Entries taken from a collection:
--------------------------------
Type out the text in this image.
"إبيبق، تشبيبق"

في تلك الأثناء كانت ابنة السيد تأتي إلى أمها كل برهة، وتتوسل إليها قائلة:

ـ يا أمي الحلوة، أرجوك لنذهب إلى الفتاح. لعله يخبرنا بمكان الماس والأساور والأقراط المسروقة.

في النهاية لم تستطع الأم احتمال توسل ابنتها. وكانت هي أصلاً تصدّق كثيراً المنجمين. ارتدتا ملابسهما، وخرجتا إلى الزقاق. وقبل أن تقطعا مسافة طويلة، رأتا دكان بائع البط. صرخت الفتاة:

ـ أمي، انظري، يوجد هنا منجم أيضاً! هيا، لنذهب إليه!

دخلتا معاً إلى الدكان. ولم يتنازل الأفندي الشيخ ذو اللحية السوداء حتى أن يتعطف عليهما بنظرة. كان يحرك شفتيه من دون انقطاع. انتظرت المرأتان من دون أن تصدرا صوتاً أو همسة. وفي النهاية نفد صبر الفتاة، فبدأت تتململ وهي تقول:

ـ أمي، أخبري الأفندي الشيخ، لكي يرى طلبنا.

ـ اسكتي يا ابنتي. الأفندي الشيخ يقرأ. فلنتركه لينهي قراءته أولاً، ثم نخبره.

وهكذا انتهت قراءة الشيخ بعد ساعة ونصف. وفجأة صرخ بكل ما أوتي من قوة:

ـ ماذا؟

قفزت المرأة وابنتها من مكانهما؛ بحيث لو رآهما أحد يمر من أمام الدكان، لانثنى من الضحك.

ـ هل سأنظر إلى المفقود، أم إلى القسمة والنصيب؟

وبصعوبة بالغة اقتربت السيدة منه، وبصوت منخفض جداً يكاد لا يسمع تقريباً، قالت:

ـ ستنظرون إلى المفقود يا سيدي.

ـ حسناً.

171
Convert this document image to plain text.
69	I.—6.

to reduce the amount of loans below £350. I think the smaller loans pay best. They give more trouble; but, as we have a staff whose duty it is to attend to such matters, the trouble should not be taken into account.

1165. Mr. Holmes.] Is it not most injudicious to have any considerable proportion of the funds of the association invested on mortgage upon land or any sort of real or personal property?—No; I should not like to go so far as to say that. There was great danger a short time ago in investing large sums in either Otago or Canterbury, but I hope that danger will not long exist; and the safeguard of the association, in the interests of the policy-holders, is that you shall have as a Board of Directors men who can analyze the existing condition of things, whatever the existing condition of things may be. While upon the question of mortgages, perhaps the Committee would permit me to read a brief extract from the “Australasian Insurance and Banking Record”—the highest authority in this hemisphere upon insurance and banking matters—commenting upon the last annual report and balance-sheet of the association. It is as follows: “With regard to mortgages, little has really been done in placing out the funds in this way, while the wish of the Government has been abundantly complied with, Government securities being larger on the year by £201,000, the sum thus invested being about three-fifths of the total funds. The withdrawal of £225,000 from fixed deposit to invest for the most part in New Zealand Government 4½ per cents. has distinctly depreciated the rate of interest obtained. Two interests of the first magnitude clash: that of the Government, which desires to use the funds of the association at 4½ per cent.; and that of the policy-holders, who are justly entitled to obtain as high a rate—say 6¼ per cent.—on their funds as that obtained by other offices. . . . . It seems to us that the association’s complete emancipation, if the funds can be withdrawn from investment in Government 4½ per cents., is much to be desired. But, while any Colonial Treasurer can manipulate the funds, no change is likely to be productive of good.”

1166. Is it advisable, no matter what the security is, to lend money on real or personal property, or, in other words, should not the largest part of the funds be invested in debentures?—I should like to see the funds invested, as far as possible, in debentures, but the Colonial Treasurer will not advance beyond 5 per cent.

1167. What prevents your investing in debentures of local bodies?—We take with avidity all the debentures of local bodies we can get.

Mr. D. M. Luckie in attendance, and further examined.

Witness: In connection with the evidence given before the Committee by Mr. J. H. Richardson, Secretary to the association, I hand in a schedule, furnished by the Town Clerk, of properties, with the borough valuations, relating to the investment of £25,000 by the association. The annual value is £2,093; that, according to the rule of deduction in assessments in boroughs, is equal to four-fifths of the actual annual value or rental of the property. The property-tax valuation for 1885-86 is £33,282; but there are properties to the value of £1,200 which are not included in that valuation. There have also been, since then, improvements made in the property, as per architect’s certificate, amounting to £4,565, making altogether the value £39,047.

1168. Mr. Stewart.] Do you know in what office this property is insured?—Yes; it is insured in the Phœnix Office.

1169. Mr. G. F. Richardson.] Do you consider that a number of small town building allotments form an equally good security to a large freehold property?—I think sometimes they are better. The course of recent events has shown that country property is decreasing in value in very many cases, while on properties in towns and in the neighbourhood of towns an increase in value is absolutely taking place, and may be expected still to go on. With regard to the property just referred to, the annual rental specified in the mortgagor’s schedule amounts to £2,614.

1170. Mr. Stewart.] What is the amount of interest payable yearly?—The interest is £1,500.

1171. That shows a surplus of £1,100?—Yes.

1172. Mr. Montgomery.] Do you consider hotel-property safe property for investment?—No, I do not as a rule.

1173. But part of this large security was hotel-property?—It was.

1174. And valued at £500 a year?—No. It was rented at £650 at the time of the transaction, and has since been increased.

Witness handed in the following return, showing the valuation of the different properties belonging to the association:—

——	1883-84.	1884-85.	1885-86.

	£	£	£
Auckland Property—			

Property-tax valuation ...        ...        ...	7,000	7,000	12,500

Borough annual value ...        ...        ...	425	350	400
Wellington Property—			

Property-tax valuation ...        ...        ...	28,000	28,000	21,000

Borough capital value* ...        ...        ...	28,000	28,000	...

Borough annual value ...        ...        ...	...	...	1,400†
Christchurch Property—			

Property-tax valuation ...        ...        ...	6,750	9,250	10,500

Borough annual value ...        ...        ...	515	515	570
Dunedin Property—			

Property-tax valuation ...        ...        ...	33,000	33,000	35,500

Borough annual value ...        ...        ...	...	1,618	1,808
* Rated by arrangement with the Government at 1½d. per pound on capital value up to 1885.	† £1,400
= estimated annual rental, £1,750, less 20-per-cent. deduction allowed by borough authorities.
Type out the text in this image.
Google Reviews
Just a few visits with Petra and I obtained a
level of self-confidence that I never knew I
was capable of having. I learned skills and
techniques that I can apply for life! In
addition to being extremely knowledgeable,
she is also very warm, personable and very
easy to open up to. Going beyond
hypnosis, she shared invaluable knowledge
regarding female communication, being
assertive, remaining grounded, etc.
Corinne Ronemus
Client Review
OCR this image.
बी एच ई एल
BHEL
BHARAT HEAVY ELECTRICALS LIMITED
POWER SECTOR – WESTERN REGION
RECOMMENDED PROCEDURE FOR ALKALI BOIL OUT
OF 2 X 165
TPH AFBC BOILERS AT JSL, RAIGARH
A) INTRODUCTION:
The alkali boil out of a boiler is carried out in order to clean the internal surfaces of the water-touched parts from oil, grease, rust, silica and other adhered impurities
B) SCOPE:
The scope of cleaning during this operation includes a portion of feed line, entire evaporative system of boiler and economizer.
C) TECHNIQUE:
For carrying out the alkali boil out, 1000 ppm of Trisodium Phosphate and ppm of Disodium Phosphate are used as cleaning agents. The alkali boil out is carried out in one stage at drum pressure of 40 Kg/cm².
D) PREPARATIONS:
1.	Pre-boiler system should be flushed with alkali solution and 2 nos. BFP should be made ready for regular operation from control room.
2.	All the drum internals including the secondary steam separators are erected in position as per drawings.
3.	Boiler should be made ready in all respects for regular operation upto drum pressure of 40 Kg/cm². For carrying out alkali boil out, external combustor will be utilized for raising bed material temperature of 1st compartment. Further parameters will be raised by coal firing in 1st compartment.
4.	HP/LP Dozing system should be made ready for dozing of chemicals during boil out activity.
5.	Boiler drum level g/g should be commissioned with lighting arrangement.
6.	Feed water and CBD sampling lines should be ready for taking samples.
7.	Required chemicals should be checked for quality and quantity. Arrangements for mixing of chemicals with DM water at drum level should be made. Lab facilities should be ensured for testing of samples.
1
--------------------------------
#### [AIM]
Lines that include the word "Stewart" are to be extracted from the data above.

#### [RESPONSE BELOW]
1168. Mr. Stewart.] Do you know in what office this property is insured?—Yes; it is insured in the Phœnix Office.
1170. Mr. Stewart.] What is the amount of interest payable yearly?—The interest is £1,500.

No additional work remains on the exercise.